====== DATA FOR THIS EXERCISE
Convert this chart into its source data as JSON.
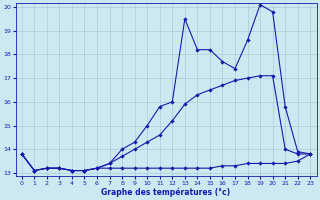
{
  "background_color": "#cce8f0",
  "grid_color": "#b0cdd8",
  "line_color": "#1a1aaa",
  "xlabel": "Graphe des températures (°c)",
  "xlim": [
    -0.5,
    23.5
  ],
  "ylim": [
    12.85,
    20.15
  ],
  "yticks": [
    13,
    14,
    15,
    16,
    17,
    18,
    19,
    20
  ],
  "xticks": [
    0,
    1,
    2,
    3,
    4,
    5,
    6,
    7,
    8,
    9,
    10,
    11,
    12,
    13,
    14,
    15,
    16,
    17,
    18,
    19,
    20,
    21,
    22,
    23
  ],
  "line_min_x": [
    0,
    1,
    2,
    3,
    4,
    5,
    6,
    7,
    8,
    9,
    10,
    11,
    12,
    13,
    14,
    15,
    16,
    17,
    18,
    19,
    20,
    21,
    22,
    23
  ],
  "line_min_y": [
    13.8,
    13.1,
    13.2,
    13.2,
    13.1,
    13.1,
    13.2,
    13.2,
    13.2,
    13.2,
    13.2,
    13.2,
    13.2,
    13.2,
    13.2,
    13.2,
    13.3,
    13.3,
    13.4,
    13.4,
    13.4,
    13.4,
    13.5,
    13.8
  ],
  "line_max_x": [
    0,
    1,
    2,
    3,
    4,
    5,
    6,
    7,
    8,
    9,
    10,
    11,
    12,
    13,
    14,
    15,
    16,
    17,
    18,
    19,
    20,
    21,
    22,
    23
  ],
  "line_max_y": [
    13.8,
    13.1,
    13.2,
    13.2,
    13.1,
    13.1,
    13.2,
    13.4,
    13.7,
    14.0,
    14.3,
    14.6,
    15.2,
    15.9,
    16.3,
    16.5,
    16.7,
    16.9,
    17.0,
    17.1,
    17.1,
    14.0,
    13.8,
    13.8
  ],
  "line_cur_x": [
    0,
    1,
    2,
    3,
    4,
    5,
    6,
    7,
    8,
    9,
    10,
    11,
    12,
    13,
    14,
    15,
    16,
    17,
    18,
    19,
    20,
    21,
    22,
    23
  ],
  "line_cur_y": [
    13.8,
    13.1,
    13.2,
    13.2,
    13.1,
    13.1,
    13.2,
    13.4,
    14.0,
    14.3,
    15.0,
    15.8,
    16.0,
    19.5,
    18.2,
    18.2,
    17.7,
    17.4,
    18.6,
    20.1,
    19.8,
    15.8,
    13.9,
    13.8
  ]
}
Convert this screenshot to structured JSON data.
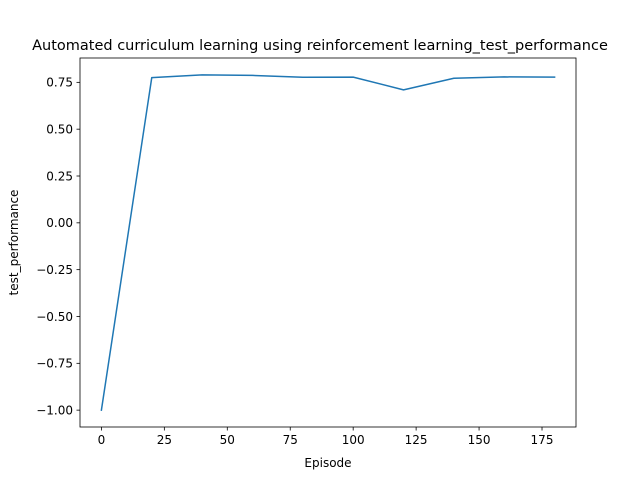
{
  "chart_data": {
    "type": "line",
    "title": "Automated curriculum learning using reinforcement learning_test_performance",
    "xlabel": "Episode",
    "ylabel": "test_performance",
    "xlim": [
      -8.5,
      188.5
    ],
    "ylim": [
      -1.09,
      0.88
    ],
    "xticks": [
      0,
      25,
      50,
      75,
      100,
      125,
      150,
      175
    ],
    "yticks": [
      -1.0,
      -0.75,
      -0.5,
      -0.25,
      0.0,
      0.25,
      0.5,
      0.75
    ],
    "xtick_labels": [
      "0",
      "25",
      "50",
      "75",
      "100",
      "125",
      "150",
      "175"
    ],
    "ytick_labels": [
      "−1.00",
      "−0.75",
      "−0.50",
      "−0.25",
      "0.00",
      "0.25",
      "0.50",
      "0.75"
    ],
    "grid": false,
    "series": [
      {
        "color": "#1f77b4",
        "x": [
          0,
          20,
          40,
          60,
          80,
          100,
          120,
          140,
          160,
          180
        ],
        "y": [
          -1.0,
          0.775,
          0.79,
          0.787,
          0.777,
          0.778,
          0.71,
          0.772,
          0.779,
          0.778
        ]
      }
    ]
  }
}
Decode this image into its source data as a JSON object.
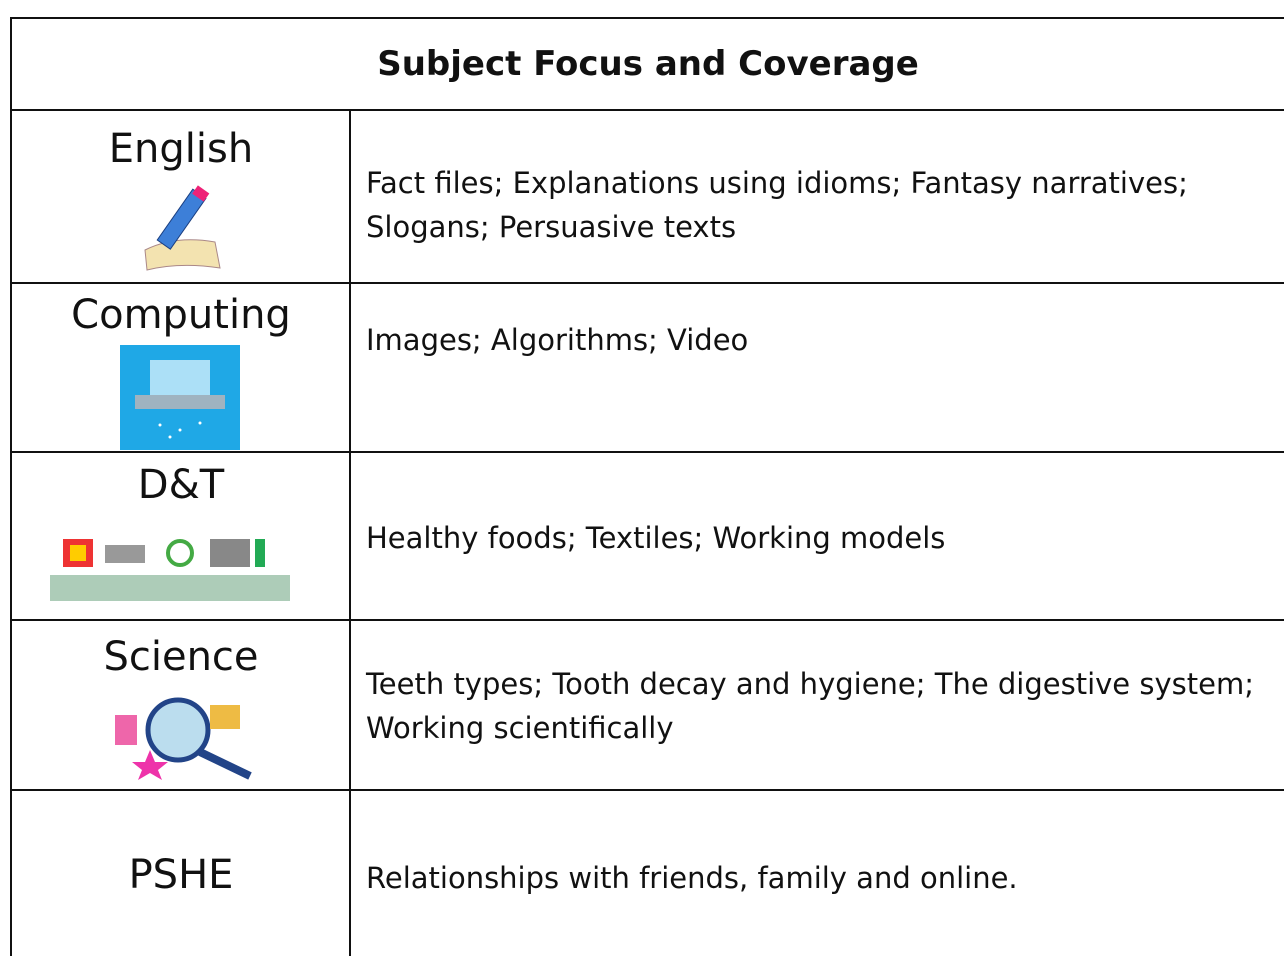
{
  "table": {
    "title": "Subject Focus and Coverage",
    "rows": [
      {
        "subject": "English",
        "coverage": "Fact files; Explanations using idioms; Fantasy narratives; Slogans; Persuasive texts"
      },
      {
        "subject": "Computing",
        "coverage": "Images; Algorithms; Video"
      },
      {
        "subject": "D&T",
        "coverage": "Healthy foods; Textiles; Working models"
      },
      {
        "subject": "Science",
        "coverage": "Teeth types; Tooth decay and hygiene; The digestive system; Working scientifically"
      },
      {
        "subject": "PSHE",
        "coverage": "Relationships with friends, family and online."
      }
    ]
  }
}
============
EXERCISE DIRECTIONS =
Copy out each line of the data containing the string "xlabel".

THE COMPLETED TASK =
  "xlabel": "Graphe des températures (°c)",
    "xlabel": "Episode",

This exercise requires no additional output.